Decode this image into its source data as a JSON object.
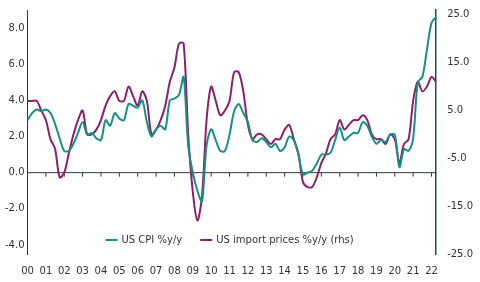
{
  "chart_data": {
    "type": "line",
    "categories": [
      "00",
      null,
      null,
      null,
      "01",
      null,
      null,
      null,
      "02",
      null,
      null,
      null,
      "03",
      null,
      null,
      null,
      "04",
      null,
      null,
      null,
      "05",
      null,
      null,
      null,
      "06",
      null,
      null,
      null,
      "07",
      null,
      null,
      null,
      "08",
      null,
      null,
      null,
      "09",
      null,
      null,
      null,
      "10",
      null,
      null,
      null,
      "11",
      null,
      null,
      null,
      "12",
      null,
      null,
      null,
      "13",
      null,
      null,
      null,
      "14",
      null,
      null,
      null,
      "15",
      null,
      null,
      null,
      "16",
      null,
      null,
      null,
      "17",
      null,
      null,
      null,
      "18",
      null,
      null,
      null,
      "19",
      null,
      null,
      null,
      "20",
      null,
      null,
      null,
      "21",
      null,
      null,
      null,
      "22",
      null
    ],
    "series": [
      {
        "name": "US CPI %y/y",
        "color": "#179083",
        "axis": "y",
        "values": [
          2.9,
          3.3,
          3.5,
          3.4,
          3.5,
          3.3,
          2.7,
          1.9,
          1.2,
          1.2,
          1.6,
          2.2,
          2.8,
          2.1,
          2.2,
          1.9,
          1.8,
          2.9,
          2.6,
          3.3,
          3.0,
          2.9,
          3.8,
          3.7,
          3.6,
          4.0,
          2.8,
          2.0,
          2.4,
          2.6,
          2.4,
          4.0,
          4.1,
          4.3,
          5.3,
          1.5,
          0.0,
          -1.0,
          -1.6,
          1.5,
          2.4,
          1.8,
          1.2,
          1.2,
          2.1,
          3.4,
          3.8,
          3.3,
          2.8,
          1.8,
          1.7,
          1.9,
          1.7,
          1.4,
          1.6,
          1.2,
          1.4,
          2.0,
          1.8,
          1.0,
          -0.1,
          0.0,
          0.1,
          0.5,
          1.0,
          1.0,
          1.1,
          1.8,
          2.5,
          1.8,
          2.0,
          2.2,
          2.2,
          2.8,
          2.6,
          2.0,
          1.6,
          1.8,
          1.7,
          2.1,
          2.1,
          0.3,
          1.3,
          1.2,
          1.9,
          5.0,
          5.3,
          6.8,
          8.3,
          8.6
        ]
      },
      {
        "name": "US import prices %y/y (rhs)",
        "color": "#8e1f6e",
        "axis": "y2",
        "values": [
          7,
          7,
          7,
          5,
          3,
          -1,
          -3,
          -9,
          -8,
          -4,
          0,
          3,
          5,
          0,
          0,
          1,
          3,
          6,
          8,
          9,
          7,
          7,
          10,
          8,
          6,
          9,
          7,
          0,
          1,
          3,
          6,
          11,
          14,
          19,
          19,
          0,
          -12,
          -18,
          -13,
          3,
          10,
          7,
          4,
          5,
          7,
          13,
          13,
          9,
          2,
          -1,
          0,
          0,
          -1,
          -2,
          -1,
          -1,
          1,
          2,
          -1,
          -4,
          -10,
          -11,
          -11,
          -9,
          -6,
          -4,
          -1,
          0,
          3,
          1,
          2,
          3,
          3,
          4,
          3,
          0,
          -1,
          -1,
          -2,
          0,
          -1,
          -6,
          -2,
          -1,
          7,
          11,
          9,
          10,
          12,
          11
        ]
      }
    ],
    "ylim": [
      -4.5,
      9
    ],
    "yticks": [
      {
        "value": -4,
        "label": "-4.0"
      },
      {
        "value": -2,
        "label": "-2.0"
      },
      {
        "value": 0,
        "label": "0.0"
      },
      {
        "value": 2,
        "label": "2.0"
      },
      {
        "value": 4,
        "label": "4.0"
      },
      {
        "value": 6,
        "label": "6.0"
      },
      {
        "value": 8,
        "label": "8.0"
      }
    ],
    "y2lim": [
      -25,
      26
    ],
    "y2ticks": [
      {
        "value": -25,
        "label": "-25.0"
      },
      {
        "value": -15,
        "label": "-15.0"
      },
      {
        "value": -5,
        "label": "-5.0"
      },
      {
        "value": 5,
        "label": "5.0"
      },
      {
        "value": 15,
        "label": "15.0"
      },
      {
        "value": 25,
        "label": "25.0"
      }
    ],
    "grid": false,
    "legend": "bottom"
  }
}
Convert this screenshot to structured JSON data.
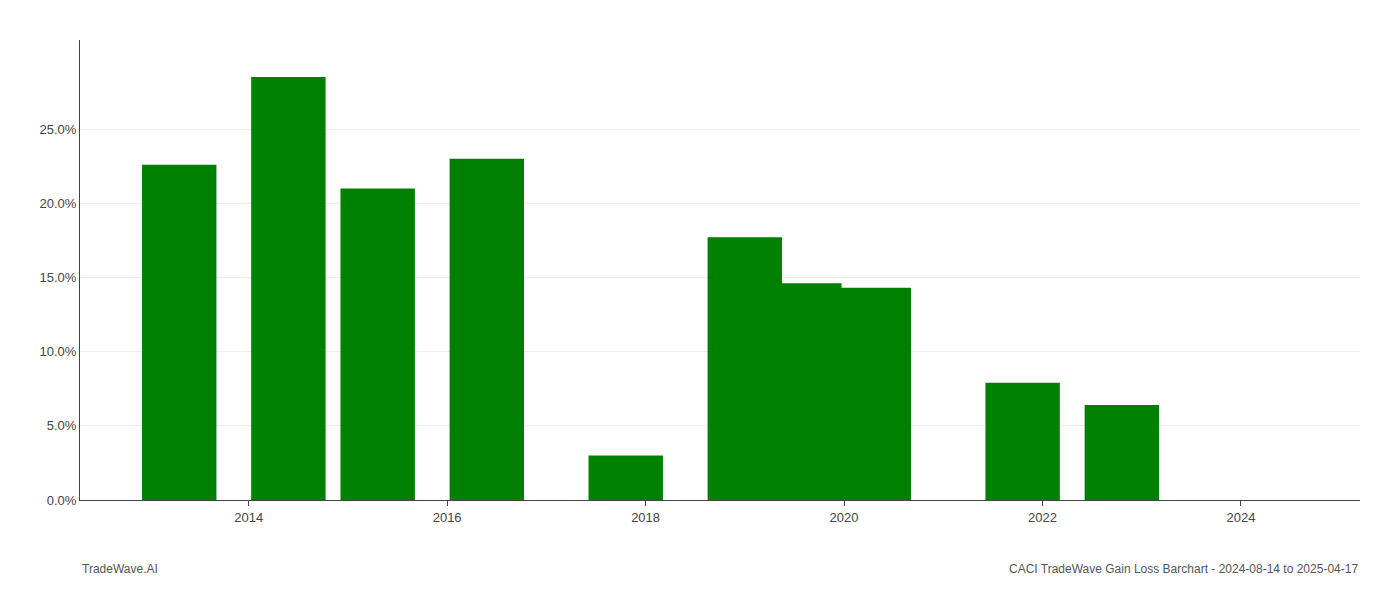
{
  "chart_data": {
    "type": "bar",
    "x": [
      2013.3,
      2014.4,
      2015.3,
      2016.4,
      2017.8,
      2019.0,
      2019.6,
      2020.3,
      2021.8,
      2022.8
    ],
    "values": [
      0.226,
      0.285,
      0.21,
      0.23,
      0.03,
      0.177,
      0.146,
      0.143,
      0.079,
      0.064
    ],
    "color": "#008000",
    "xlim": [
      2012.3,
      2025.2
    ],
    "xticks": [
      2014,
      2016,
      2018,
      2020,
      2022,
      2024
    ],
    "ylim": [
      0,
      0.31
    ],
    "yticks": [
      {
        "value": 0.0,
        "label": "0.0%"
      },
      {
        "value": 0.05,
        "label": "5.0%"
      },
      {
        "value": 0.1,
        "label": "10.0%"
      },
      {
        "value": 0.15,
        "label": "15.0%"
      },
      {
        "value": 0.2,
        "label": "20.0%"
      },
      {
        "value": 0.25,
        "label": "25.0%"
      }
    ],
    "grid": true,
    "annotations": [
      "TradeWave.AI",
      "CACI TradeWave Gain Loss Barchart - 2024-08-14 to 2025-04-17"
    ]
  }
}
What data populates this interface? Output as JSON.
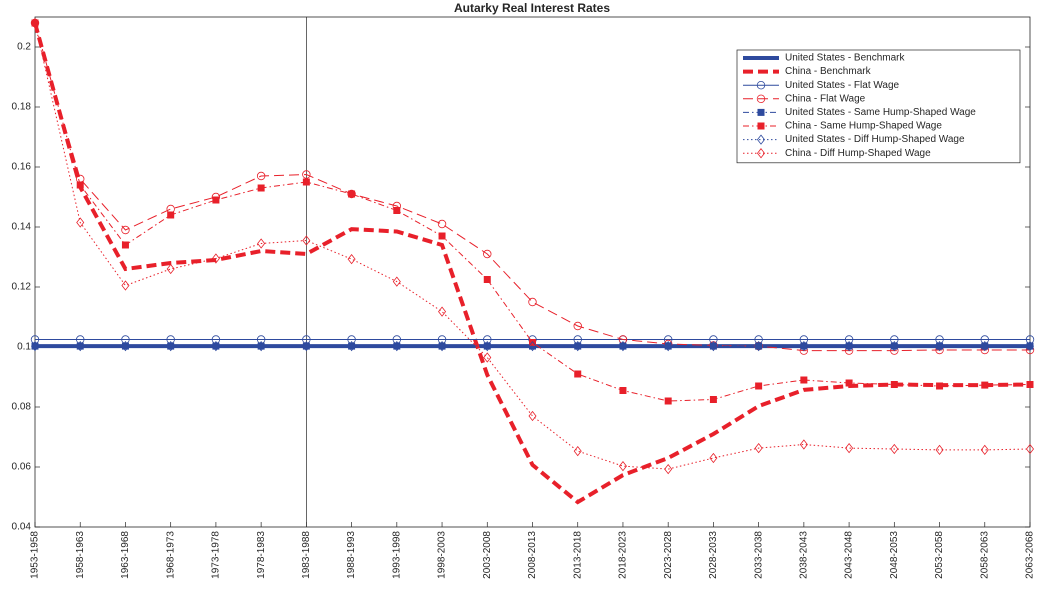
{
  "chart_data": {
    "type": "line",
    "title": "Autarky Real Interest Rates",
    "categories": [
      "1953-1958",
      "1958-1963",
      "1963-1968",
      "1968-1973",
      "1973-1978",
      "1978-1983",
      "1983-1988",
      "1988-1993",
      "1993-1998",
      "1998-2003",
      "2003-2008",
      "2008-2013",
      "2013-2018",
      "2018-2023",
      "2023-2028",
      "2028-2033",
      "2033-2038",
      "2038-2043",
      "2043-2048",
      "2048-2053",
      "2053-2058",
      "2058-2063",
      "2063-2068"
    ],
    "ylim": [
      0.04,
      0.21
    ],
    "yticks": [
      0.04,
      0.06,
      0.08,
      0.1,
      0.12,
      0.14,
      0.16,
      0.18,
      0.2
    ],
    "legend": "upper right",
    "series": [
      {
        "name": "United States - Benchmark",
        "color": "#2e4a9e",
        "width": 4,
        "dash": "solid",
        "marker": "none",
        "values": [
          0.1003,
          0.1003,
          0.1003,
          0.1003,
          0.1003,
          0.1003,
          0.1003,
          0.1003,
          0.1003,
          0.1003,
          0.1003,
          0.1003,
          0.1003,
          0.1003,
          0.1003,
          0.1003,
          0.1003,
          0.1003,
          0.1003,
          0.1003,
          0.1003,
          0.1003,
          0.1003
        ]
      },
      {
        "name": "China - Benchmark",
        "color": "#e8202a",
        "width": 4,
        "dash": "dashed",
        "marker": "none",
        "values": [
          0.208,
          0.1533,
          0.126,
          0.128,
          0.129,
          0.132,
          0.131,
          0.1393,
          0.1385,
          0.134,
          0.0907,
          0.0607,
          0.0483,
          0.0573,
          0.063,
          0.071,
          0.0803,
          0.0857,
          0.087,
          0.0875,
          0.0873,
          0.0873,
          0.0875
        ]
      },
      {
        "name": "United States - Flat Wage",
        "color": "#2e4a9e",
        "width": 1,
        "dash": "solid",
        "marker": "circle",
        "values": [
          0.1025,
          0.1025,
          0.1025,
          0.1025,
          0.1025,
          0.1025,
          0.1025,
          0.1025,
          0.1025,
          0.1025,
          0.1025,
          0.1025,
          0.1025,
          0.1025,
          0.1025,
          0.1025,
          0.1025,
          0.1025,
          0.1025,
          0.1025,
          0.1025,
          0.1025,
          0.1025
        ]
      },
      {
        "name": "China - Flat Wage",
        "color": "#e8202a",
        "width": 1,
        "dash": "dashed",
        "marker": "circle",
        "values": [
          0.208,
          0.156,
          0.139,
          0.146,
          0.15,
          0.157,
          0.1575,
          0.151,
          0.147,
          0.141,
          0.131,
          0.115,
          0.107,
          0.1025,
          0.101,
          0.1005,
          0.1003,
          0.0988,
          0.0988,
          0.0988,
          0.099,
          0.099,
          0.099
        ]
      },
      {
        "name": "United States - Same Hump-Shaped Wage",
        "color": "#2e4a9e",
        "width": 1,
        "dash": "dashdot",
        "marker": "square",
        "values": [
          0.1003,
          0.1003,
          0.1003,
          0.1003,
          0.1003,
          0.1003,
          0.1003,
          0.1003,
          0.1003,
          0.1003,
          0.1003,
          0.1003,
          0.1003,
          0.1003,
          0.1003,
          0.1003,
          0.1003,
          0.1003,
          0.1003,
          0.1003,
          0.1003,
          0.1003,
          0.1003
        ]
      },
      {
        "name": "China - Same Hump-Shaped Wage",
        "color": "#e8202a",
        "width": 1,
        "dash": "dashdot",
        "marker": "square",
        "values": [
          0.208,
          0.154,
          0.134,
          0.144,
          0.149,
          0.153,
          0.155,
          0.151,
          0.1455,
          0.137,
          0.1225,
          0.1015,
          0.091,
          0.0855,
          0.082,
          0.0825,
          0.087,
          0.089,
          0.088,
          0.0875,
          0.087,
          0.0873,
          0.0875
        ]
      },
      {
        "name": "United States - Diff Hump-Shaped Wage",
        "color": "#2e4a9e",
        "width": 1,
        "dash": "dotted",
        "marker": "diamond",
        "values": [
          0.1003,
          0.1003,
          0.1003,
          0.1003,
          0.1003,
          0.1003,
          0.1003,
          0.1003,
          0.1003,
          0.1003,
          0.1003,
          0.1003,
          0.1003,
          0.1003,
          0.1003,
          0.1003,
          0.1003,
          0.1003,
          0.1003,
          0.1003,
          0.1003,
          0.1003,
          0.1003
        ]
      },
      {
        "name": "China - Diff Hump-Shaped Wage",
        "color": "#e8202a",
        "width": 1,
        "dash": "dotted",
        "marker": "diamond",
        "values": [
          0.208,
          0.1415,
          0.1205,
          0.126,
          0.1295,
          0.1345,
          0.1355,
          0.1293,
          0.1218,
          0.1118,
          0.0965,
          0.077,
          0.0653,
          0.0603,
          0.0593,
          0.063,
          0.0663,
          0.0675,
          0.0663,
          0.066,
          0.0657,
          0.0657,
          0.066
        ]
      }
    ]
  }
}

## OBJECTIVE
Look through the entries above; copy each line where the string "JSON" appears.

## SOLUTION FOR THIS EXERCISE
Decode this image into its source data as a JSON object.
Convert this screenshot to structured JSON data.
What data populates this interface? Output as JSON.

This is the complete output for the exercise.